>>>>

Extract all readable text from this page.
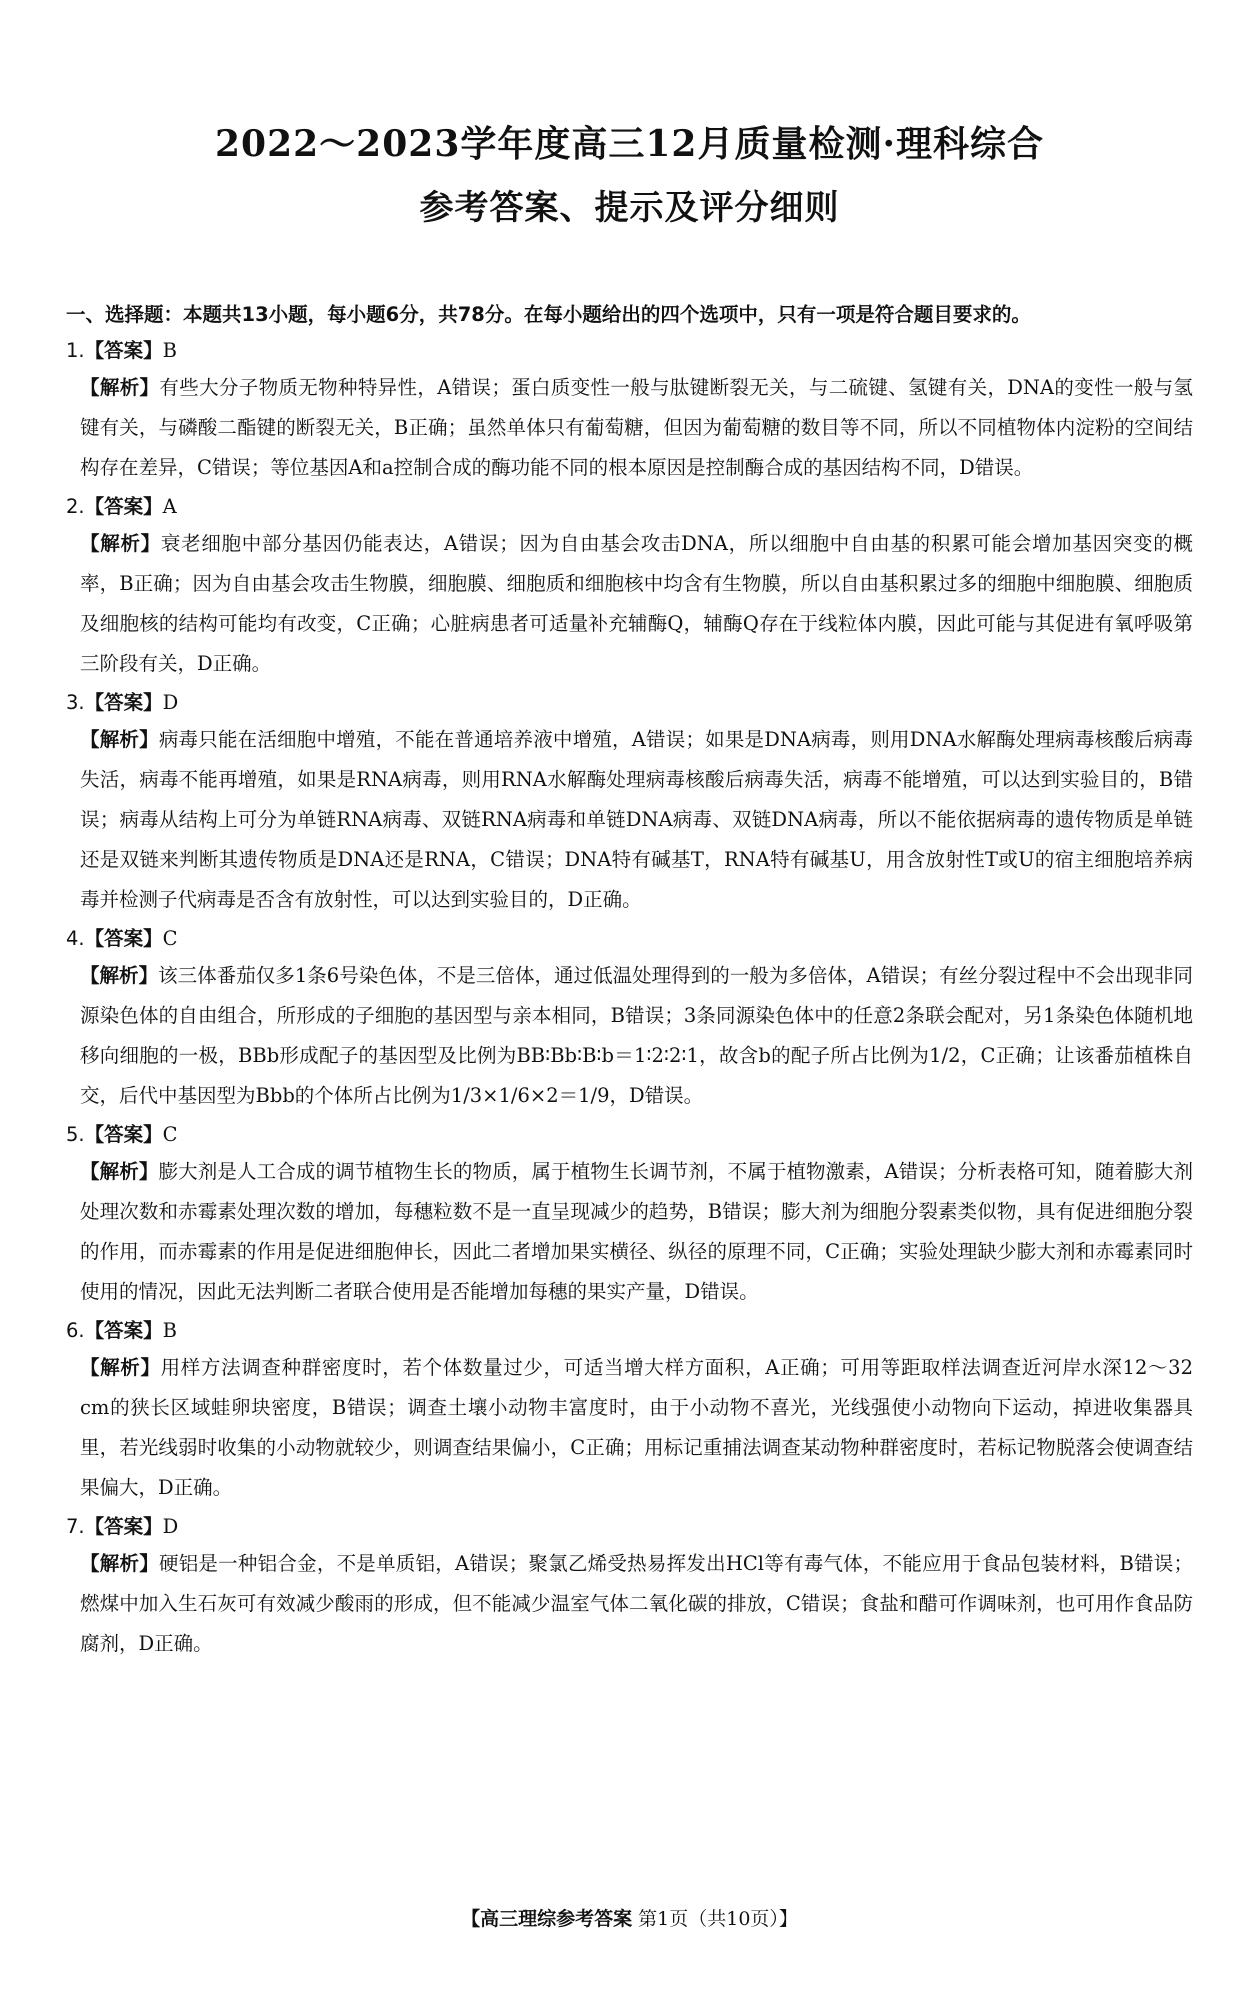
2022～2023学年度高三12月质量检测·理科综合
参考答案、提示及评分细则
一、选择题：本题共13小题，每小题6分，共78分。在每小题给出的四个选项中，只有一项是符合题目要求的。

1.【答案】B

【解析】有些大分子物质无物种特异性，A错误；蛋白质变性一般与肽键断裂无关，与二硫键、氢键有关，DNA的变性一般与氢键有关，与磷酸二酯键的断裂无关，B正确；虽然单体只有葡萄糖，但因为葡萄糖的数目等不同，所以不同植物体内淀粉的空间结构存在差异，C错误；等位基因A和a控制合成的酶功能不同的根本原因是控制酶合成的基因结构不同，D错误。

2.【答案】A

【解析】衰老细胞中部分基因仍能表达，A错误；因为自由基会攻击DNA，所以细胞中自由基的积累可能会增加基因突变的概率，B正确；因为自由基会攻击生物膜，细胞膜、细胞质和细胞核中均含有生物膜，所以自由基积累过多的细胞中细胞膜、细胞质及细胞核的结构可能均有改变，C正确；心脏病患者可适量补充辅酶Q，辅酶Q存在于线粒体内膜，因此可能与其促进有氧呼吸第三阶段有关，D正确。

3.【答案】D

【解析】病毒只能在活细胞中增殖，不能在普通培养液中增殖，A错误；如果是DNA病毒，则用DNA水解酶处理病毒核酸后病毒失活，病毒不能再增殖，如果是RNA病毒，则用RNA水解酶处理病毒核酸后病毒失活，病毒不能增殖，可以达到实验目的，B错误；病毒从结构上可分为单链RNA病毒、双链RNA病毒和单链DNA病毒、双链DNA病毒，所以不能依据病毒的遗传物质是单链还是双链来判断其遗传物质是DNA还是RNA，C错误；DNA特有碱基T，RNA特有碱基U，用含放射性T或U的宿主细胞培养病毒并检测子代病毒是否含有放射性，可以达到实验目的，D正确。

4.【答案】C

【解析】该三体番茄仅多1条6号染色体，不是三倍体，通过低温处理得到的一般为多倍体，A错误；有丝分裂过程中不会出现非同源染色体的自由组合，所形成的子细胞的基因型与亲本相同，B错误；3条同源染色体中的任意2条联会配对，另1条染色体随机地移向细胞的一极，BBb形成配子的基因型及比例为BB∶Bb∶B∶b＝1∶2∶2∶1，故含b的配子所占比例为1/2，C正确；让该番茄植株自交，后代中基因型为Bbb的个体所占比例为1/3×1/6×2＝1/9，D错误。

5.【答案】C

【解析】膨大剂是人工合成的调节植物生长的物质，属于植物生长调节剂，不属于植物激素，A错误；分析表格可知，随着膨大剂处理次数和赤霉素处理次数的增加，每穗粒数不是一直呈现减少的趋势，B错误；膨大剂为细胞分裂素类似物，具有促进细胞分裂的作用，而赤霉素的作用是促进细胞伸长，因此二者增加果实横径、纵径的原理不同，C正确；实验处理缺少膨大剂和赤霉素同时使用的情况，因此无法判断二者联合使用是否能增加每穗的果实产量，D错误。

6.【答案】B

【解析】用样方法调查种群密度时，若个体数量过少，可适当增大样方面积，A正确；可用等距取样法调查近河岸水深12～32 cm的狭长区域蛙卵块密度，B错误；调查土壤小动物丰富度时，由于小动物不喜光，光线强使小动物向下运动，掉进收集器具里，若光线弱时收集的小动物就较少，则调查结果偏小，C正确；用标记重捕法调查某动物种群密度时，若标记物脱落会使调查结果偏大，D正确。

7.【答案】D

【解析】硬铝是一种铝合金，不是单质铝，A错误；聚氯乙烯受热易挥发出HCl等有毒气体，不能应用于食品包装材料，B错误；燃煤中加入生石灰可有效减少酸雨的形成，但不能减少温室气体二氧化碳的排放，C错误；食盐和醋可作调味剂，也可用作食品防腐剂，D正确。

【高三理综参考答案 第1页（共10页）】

<<<<

> [Set task]: Copy all the lines of data exactly as they appear, dropping any images.

> [Problem solution]:
Extract all readable text from this page.
2022～2023学年度高三12月质量检测·理科综合
参考答案、提示及评分细则
一、选择题：本题共13小题，每小题6分，共78分。在每小题给出的四个选项中，只有一项是符合题目要求的。

1.【答案】B

【解析】有些大分子物质无物种特异性，A错误；蛋白质变性一般与肽键断裂无关，与二硫键、氢键有关，DNA的变性一般与氢键有关，与磷酸二酯键的断裂无关，B正确；虽然单体只有葡萄糖，但因为葡萄糖的数目等不同，所以不同植物体内淀粉的空间结构存在差异，C错误；等位基因A和a控制合成的酶功能不同的根本原因是控制酶合成的基因结构不同，D错误。

2.【答案】A

【解析】衰老细胞中部分基因仍能表达，A错误；因为自由基会攻击DNA，所以细胞中自由基的积累可能会增加基因突变的概率，B正确；因为自由基会攻击生物膜，细胞膜、细胞质和细胞核中均含有生物膜，所以自由基积累过多的细胞中细胞膜、细胞质及细胞核的结构可能均有改变，C正确；心脏病患者可适量补充辅酶Q，辅酶Q存在于线粒体内膜，因此可能与其促进有氧呼吸第三阶段有关，D正确。

3.【答案】D

【解析】病毒只能在活细胞中增殖，不能在普通培养液中增殖，A错误；如果是DNA病毒，则用DNA水解酶处理病毒核酸后病毒失活，病毒不能再增殖，如果是RNA病毒，则用RNA水解酶处理病毒核酸后病毒失活，病毒不能增殖，可以达到实验目的，B错误；病毒从结构上可分为单链RNA病毒、双链RNA病毒和单链DNA病毒、双链DNA病毒，所以不能依据病毒的遗传物质是单链还是双链来判断其遗传物质是DNA还是RNA，C错误；DNA特有碱基T，RNA特有碱基U，用含放射性T或U的宿主细胞培养病毒并检测子代病毒是否含有放射性，可以达到实验目的，D正确。

4.【答案】C

【解析】该三体番茄仅多1条6号染色体，不是三倍体，通过低温处理得到的一般为多倍体，A错误；有丝分裂过程中不会出现非同源染色体的自由组合，所形成的子细胞的基因型与亲本相同，B错误；3条同源染色体中的任意2条联会配对，另1条染色体随机地移向细胞的一极，BBb形成配子的基因型及比例为BB∶Bb∶B∶b＝1∶2∶2∶1，故含b的配子所占比例为1/2，C正确；让该番茄植株自交，后代中基因型为Bbb的个体所占比例为1/3×1/6×2＝1/9，D错误。

5.【答案】C

【解析】膨大剂是人工合成的调节植物生长的物质，属于植物生长调节剂，不属于植物激素，A错误；分析表格可知，随着膨大剂处理次数和赤霉素处理次数的增加，每穗粒数不是一直呈现减少的趋势，B错误；膨大剂为细胞分裂素类似物，具有促进细胞分裂的作用，而赤霉素的作用是促进细胞伸长，因此二者增加果实横径、纵径的原理不同，C正确；实验处理缺少膨大剂和赤霉素同时使用的情况，因此无法判断二者联合使用是否能增加每穗的果实产量，D错误。

6.【答案】B

【解析】用样方法调查种群密度时，若个体数量过少，可适当增大样方面积，A正确；可用等距取样法调查近河岸水深12～32 cm的狭长区域蛙卵块密度，B错误；调查土壤小动物丰富度时，由于小动物不喜光，光线强使小动物向下运动，掉进收集器具里，若光线弱时收集的小动物就较少，则调查结果偏小，C正确；用标记重捕法调查某动物种群密度时，若标记物脱落会使调查结果偏大，D正确。

7.【答案】D

【解析】硬铝是一种铝合金，不是单质铝，A错误；聚氯乙烯受热易挥发出HCl等有毒气体，不能应用于食品包装材料，B错误；燃煤中加入生石灰可有效减少酸雨的形成，但不能减少温室气体二氧化碳的排放，C错误；食盐和醋可作调味剂，也可用作食品防腐剂，D正确。

【高三理综参考答案 第1页（共10页）】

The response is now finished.